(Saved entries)
——————————
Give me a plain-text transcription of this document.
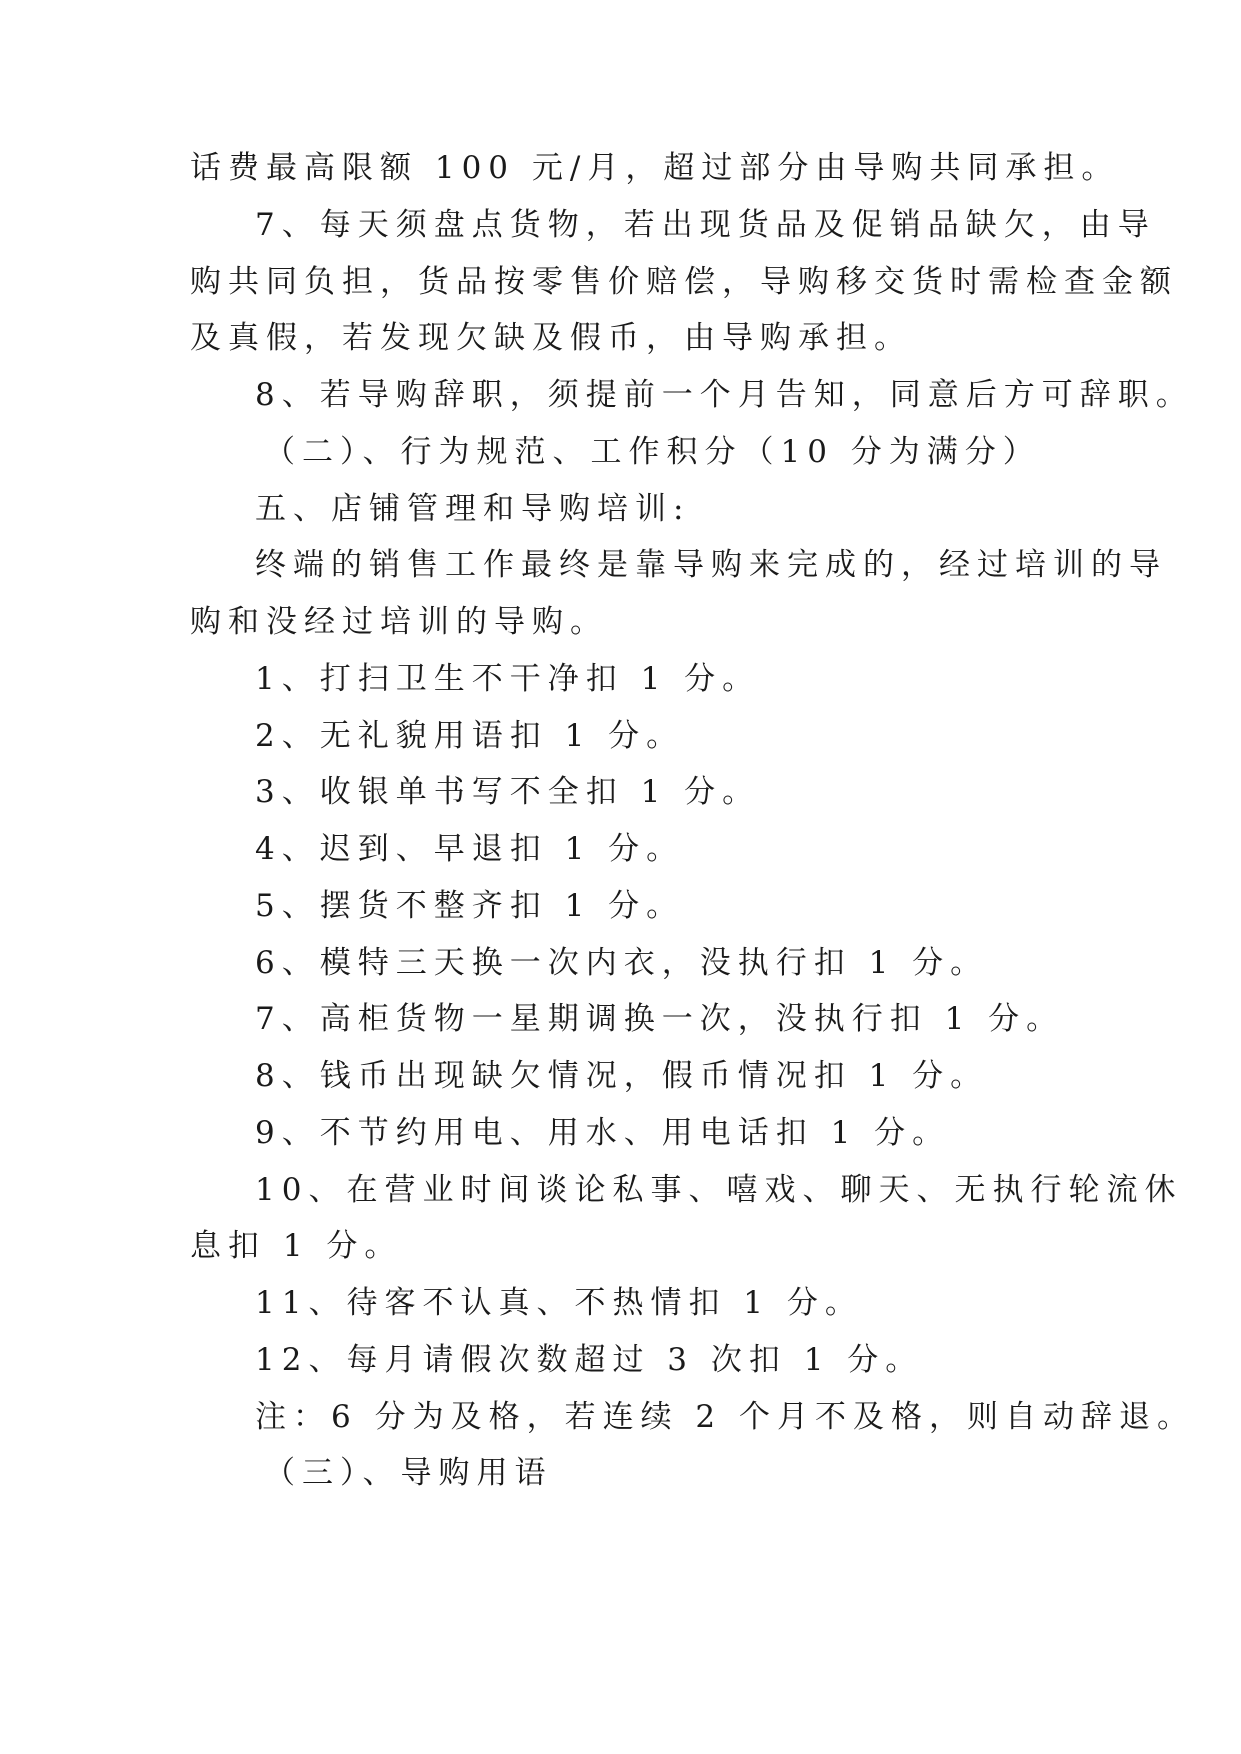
话费最高限额 100 元/月，超过部分由导购共同承担。
7、每天须盘点货物，若出现货品及促销品缺欠，由导
购共同负担，货品按零售价赔偿，导购移交货时需检查金额
及真假，若发现欠缺及假币，由导购承担。
8、若导购辞职，须提前一个月告知，同意后方可辞职。
（二）、行为规范、工作积分（10 分为满分）
五、店铺管理和导购培训:
终端的销售工作最终是靠导购来完成的，经过培训的导
购和没经过培训的导购。
1、打扫卫生不干净扣 1 分。
2、无礼貌用语扣 1 分。
3、收银单书写不全扣 1 分。
4、迟到、早退扣 1 分。
5、摆货不整齐扣 1 分。
6、模特三天换一次内衣，没执行扣 1 分。
7、高柜货物一星期调换一次，没执行扣 1 分。
8、钱币出现缺欠情况，假币情况扣 1 分。
9、不节约用电、用水、用电话扣 1 分。
10、在营业时间谈论私事、嘻戏、聊天、无执行轮流休
息扣 1 分。
11、待客不认真、不热情扣 1 分。
12、每月请假次数超过 3 次扣 1 分。
注：6 分为及格，若连续 2 个月不及格，则自动辞退。
（三）、导购用语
——————————
__WHAT THE TASK ASKS__
Every record gets retyped exactly; no picture goes into the copy.

__REPLY__
Give me a plain-text transcription of this document.
话费最高限额 100 元/月，超过部分由导购共同承担。
7、每天须盘点货物，若出现货品及促销品缺欠，由导
购共同负担，货品按零售价赔偿，导购移交货时需检查金额
及真假，若发现欠缺及假币，由导购承担。
8、若导购辞职，须提前一个月告知，同意后方可辞职。
（二）、行为规范、工作积分（10 分为满分）
五、店铺管理和导购培训:
终端的销售工作最终是靠导购来完成的，经过培训的导
购和没经过培训的导购。
1、打扫卫生不干净扣 1 分。
2、无礼貌用语扣 1 分。
3、收银单书写不全扣 1 分。
4、迟到、早退扣 1 分。
5、摆货不整齐扣 1 分。
6、模特三天换一次内衣，没执行扣 1 分。
7、高柜货物一星期调换一次，没执行扣 1 分。
8、钱币出现缺欠情况，假币情况扣 1 分。
9、不节约用电、用水、用电话扣 1 分。
10、在营业时间谈论私事、嘻戏、聊天、无执行轮流休
息扣 1 分。
11、待客不认真、不热情扣 1 分。
12、每月请假次数超过 3 次扣 1 分。
注：6 分为及格，若连续 2 个月不及格，则自动辞退。
（三）、导购用语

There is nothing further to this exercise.